■ **WORK INSTRUCTIONS**
Search the records for "place" and copy each line that holds it.

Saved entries
###

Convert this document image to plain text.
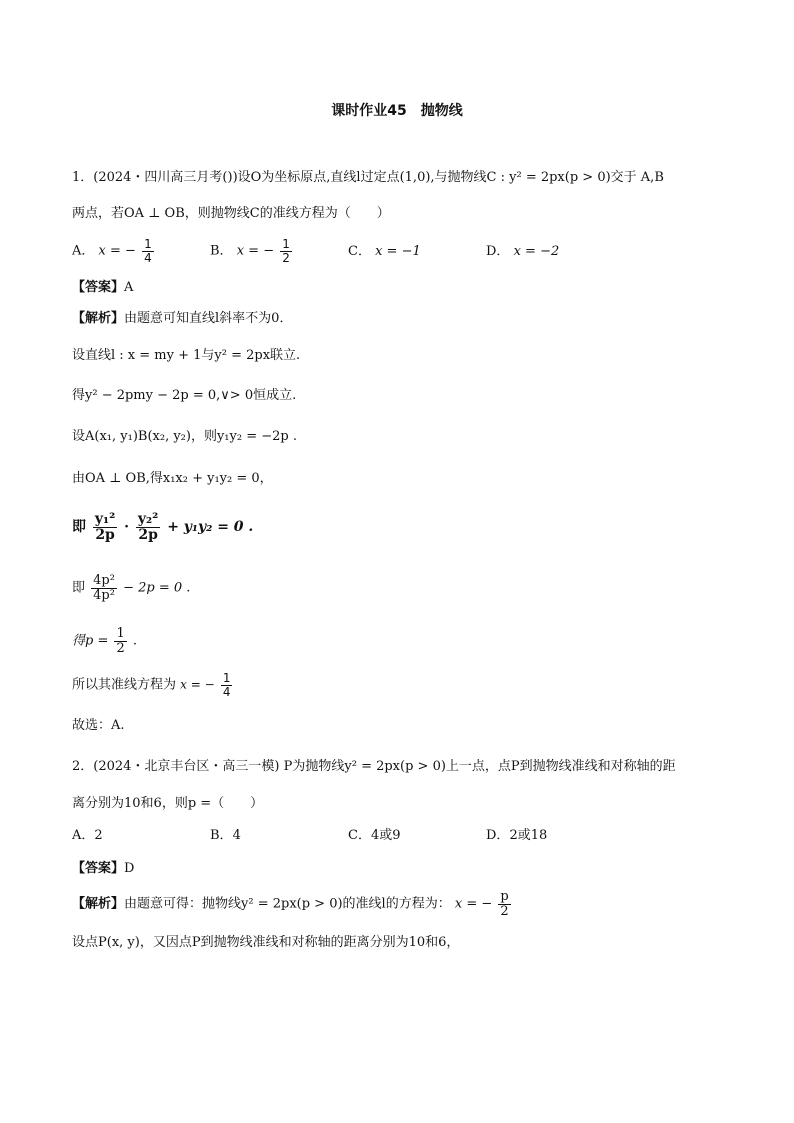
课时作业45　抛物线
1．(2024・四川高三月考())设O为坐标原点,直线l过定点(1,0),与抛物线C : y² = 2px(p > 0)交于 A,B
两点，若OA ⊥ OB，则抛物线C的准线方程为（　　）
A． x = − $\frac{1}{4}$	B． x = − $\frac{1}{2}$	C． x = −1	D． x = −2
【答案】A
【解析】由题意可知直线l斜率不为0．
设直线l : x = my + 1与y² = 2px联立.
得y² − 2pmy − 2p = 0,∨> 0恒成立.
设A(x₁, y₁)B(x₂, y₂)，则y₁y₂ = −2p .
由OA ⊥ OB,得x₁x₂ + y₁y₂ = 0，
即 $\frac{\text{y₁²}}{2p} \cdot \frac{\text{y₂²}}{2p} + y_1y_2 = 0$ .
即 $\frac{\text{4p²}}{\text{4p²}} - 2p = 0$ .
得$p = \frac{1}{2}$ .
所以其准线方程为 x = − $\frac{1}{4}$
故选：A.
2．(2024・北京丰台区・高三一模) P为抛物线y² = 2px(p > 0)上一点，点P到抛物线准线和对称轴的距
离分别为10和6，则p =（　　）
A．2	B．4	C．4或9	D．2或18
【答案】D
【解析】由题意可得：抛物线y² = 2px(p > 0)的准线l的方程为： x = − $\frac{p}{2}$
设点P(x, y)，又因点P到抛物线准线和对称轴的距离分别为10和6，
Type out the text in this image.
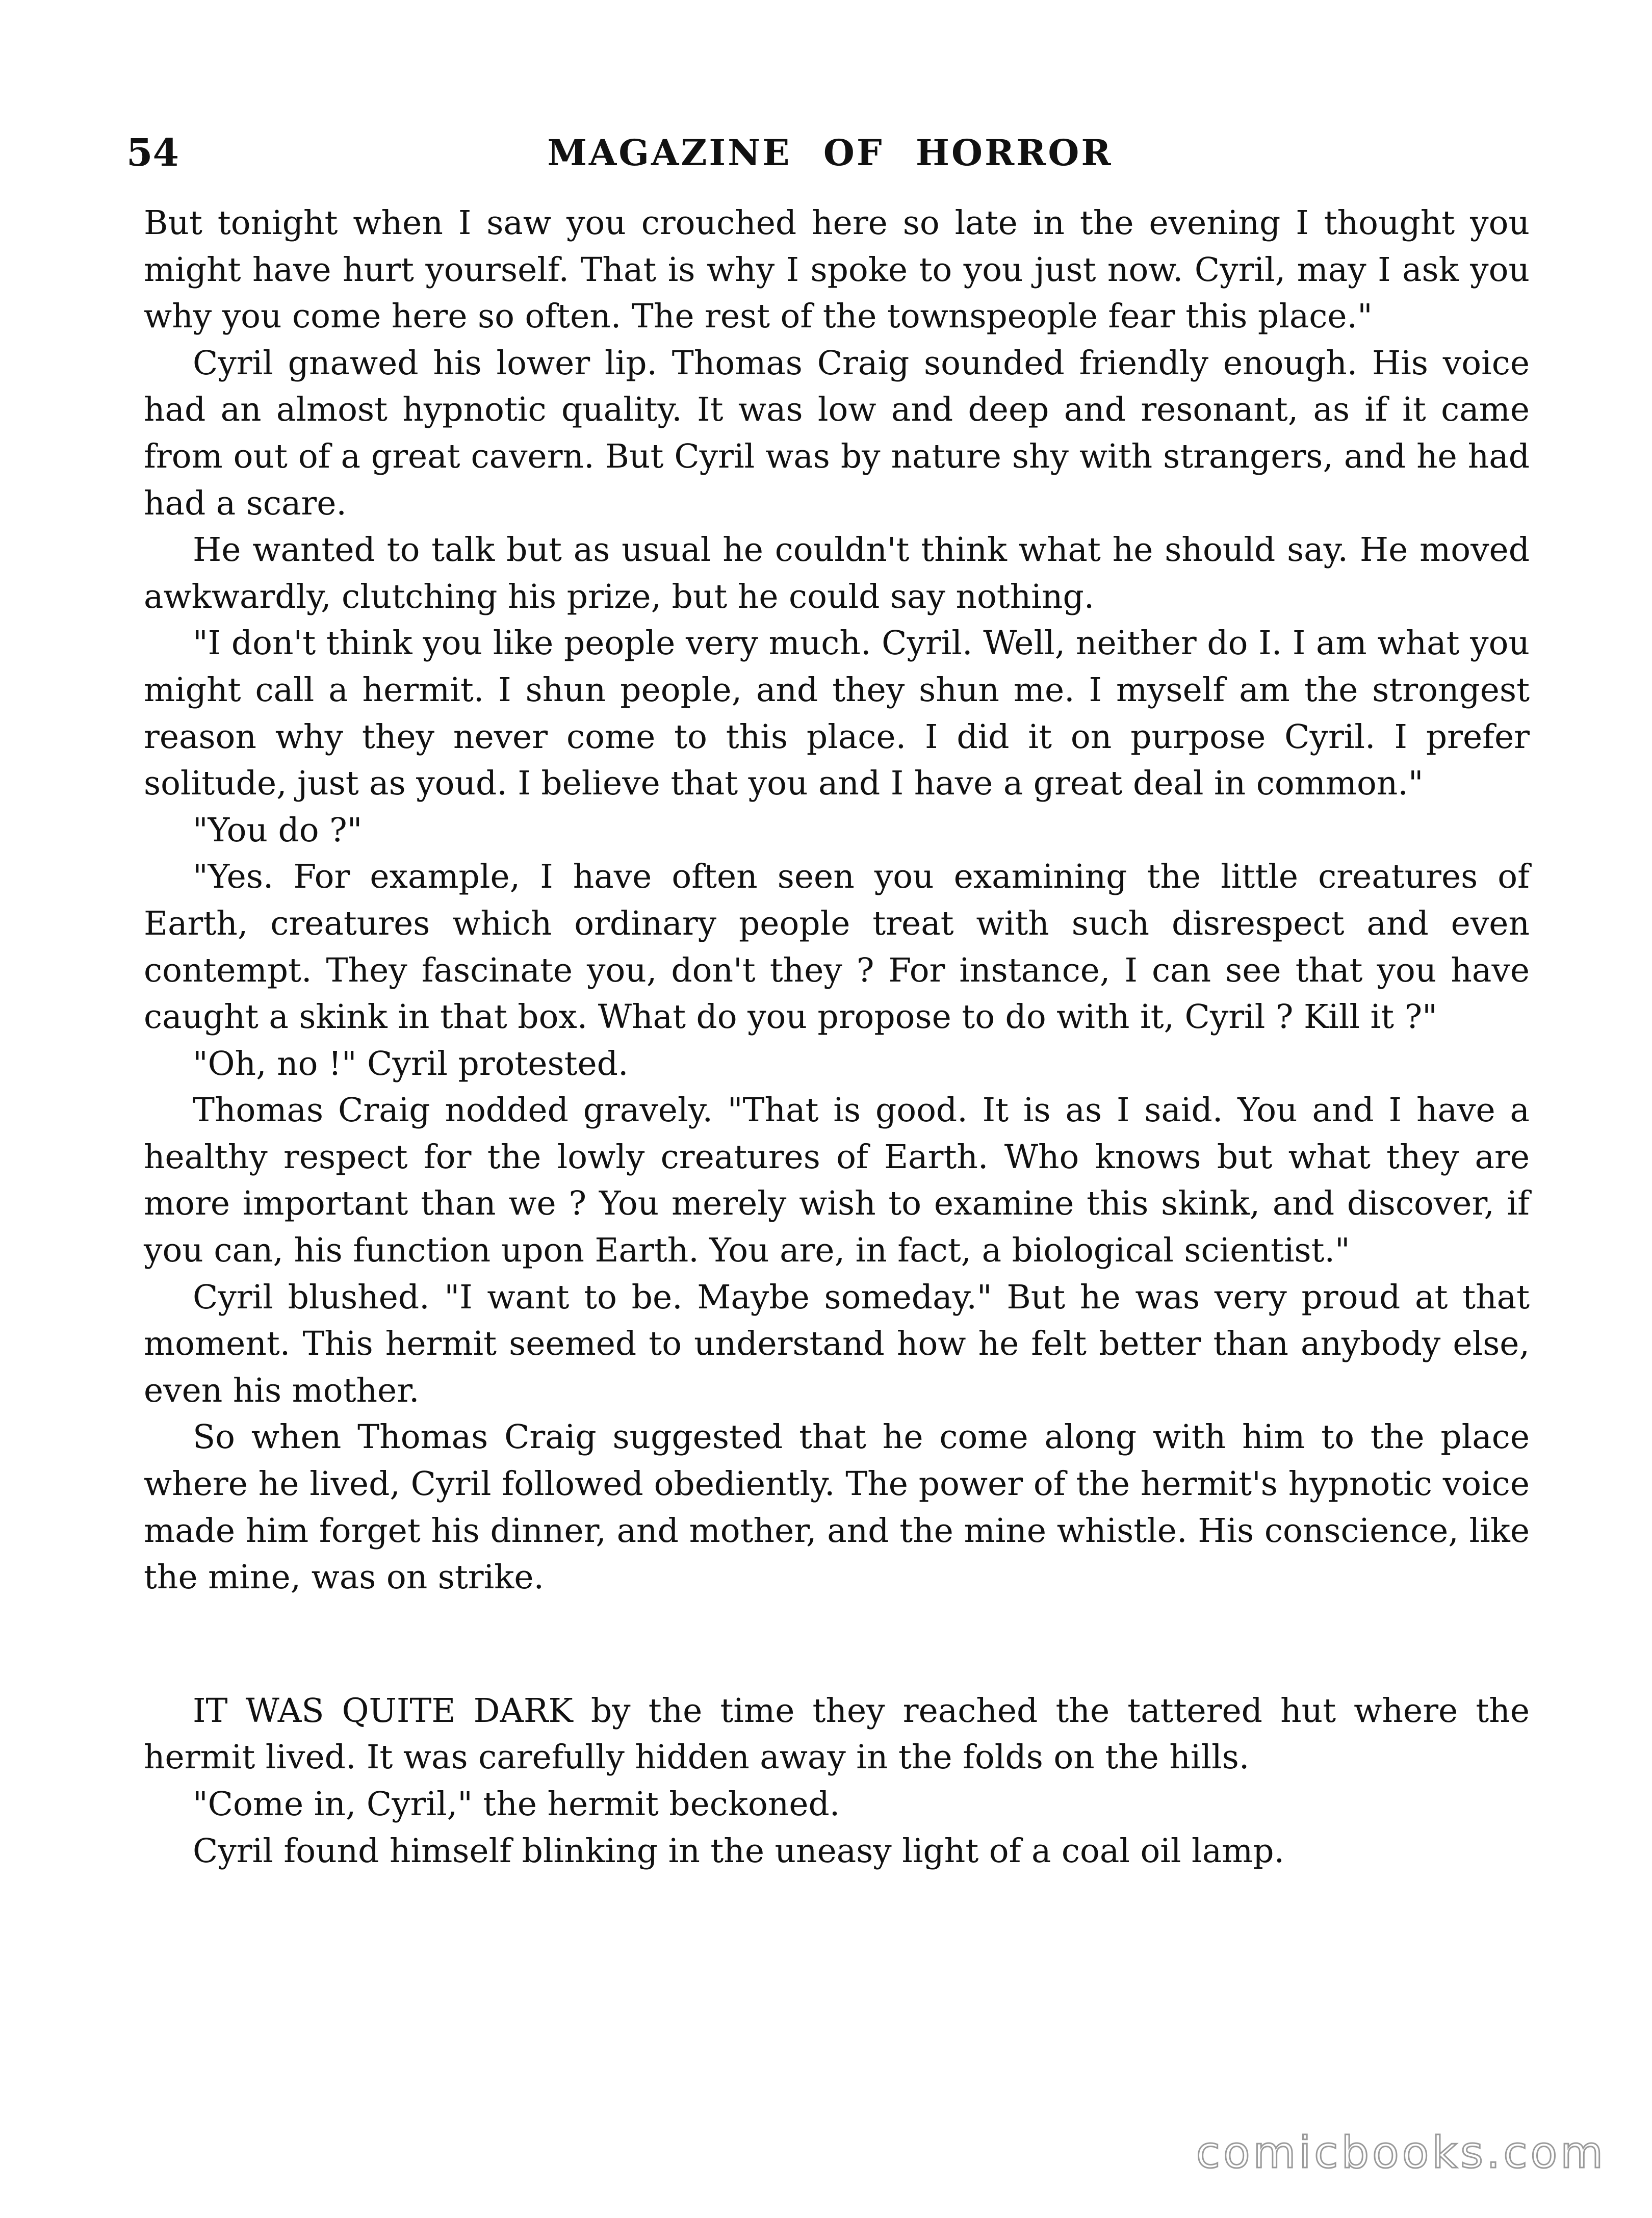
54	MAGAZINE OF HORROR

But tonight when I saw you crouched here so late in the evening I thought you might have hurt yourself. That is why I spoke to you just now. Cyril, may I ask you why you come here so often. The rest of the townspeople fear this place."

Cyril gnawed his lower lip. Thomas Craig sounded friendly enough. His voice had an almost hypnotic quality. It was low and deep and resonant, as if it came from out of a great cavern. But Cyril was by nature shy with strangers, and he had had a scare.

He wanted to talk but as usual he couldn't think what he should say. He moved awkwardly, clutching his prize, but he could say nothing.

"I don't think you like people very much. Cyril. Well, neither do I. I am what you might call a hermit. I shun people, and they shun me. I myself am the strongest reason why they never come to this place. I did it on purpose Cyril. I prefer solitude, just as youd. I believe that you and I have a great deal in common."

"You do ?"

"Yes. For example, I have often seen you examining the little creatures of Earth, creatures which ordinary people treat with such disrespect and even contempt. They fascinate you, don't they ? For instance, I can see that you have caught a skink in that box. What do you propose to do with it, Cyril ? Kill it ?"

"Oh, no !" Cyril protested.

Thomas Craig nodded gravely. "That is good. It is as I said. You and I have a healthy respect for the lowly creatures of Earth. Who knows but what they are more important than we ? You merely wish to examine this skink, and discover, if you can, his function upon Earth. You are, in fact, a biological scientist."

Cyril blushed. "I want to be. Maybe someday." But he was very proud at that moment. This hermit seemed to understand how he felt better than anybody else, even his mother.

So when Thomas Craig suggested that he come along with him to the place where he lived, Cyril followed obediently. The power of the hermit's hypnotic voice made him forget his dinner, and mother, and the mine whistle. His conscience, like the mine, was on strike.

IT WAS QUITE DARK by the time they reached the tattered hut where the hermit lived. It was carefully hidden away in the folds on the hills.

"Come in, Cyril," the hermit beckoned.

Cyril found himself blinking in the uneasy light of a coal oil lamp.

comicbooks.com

###

■ **EXPECTED OUTPUT**
But tonight when I saw you crouched here so late in the evening I thought you might have hurt yourself. That is why I spoke to you just now. Cyril, may I ask you why you come here so often. The rest of the townspeople fear this place."
"I don't think you like people very much. Cyril. Well, neither do I. I am what you might call a hermit. I shun people, and they shun me. I myself am the strongest reason why they never come to this place. I did it on purpose Cyril. I prefer solitude, just as youd. I believe that you and I have a great deal in common."
So when Thomas Craig suggested that he come along with him to the place where he lived, Cyril followed obediently. The power of the hermit's hypnotic voice made him forget his dinner, and mother, and the mine whistle. His conscience, like the mine, was on strike.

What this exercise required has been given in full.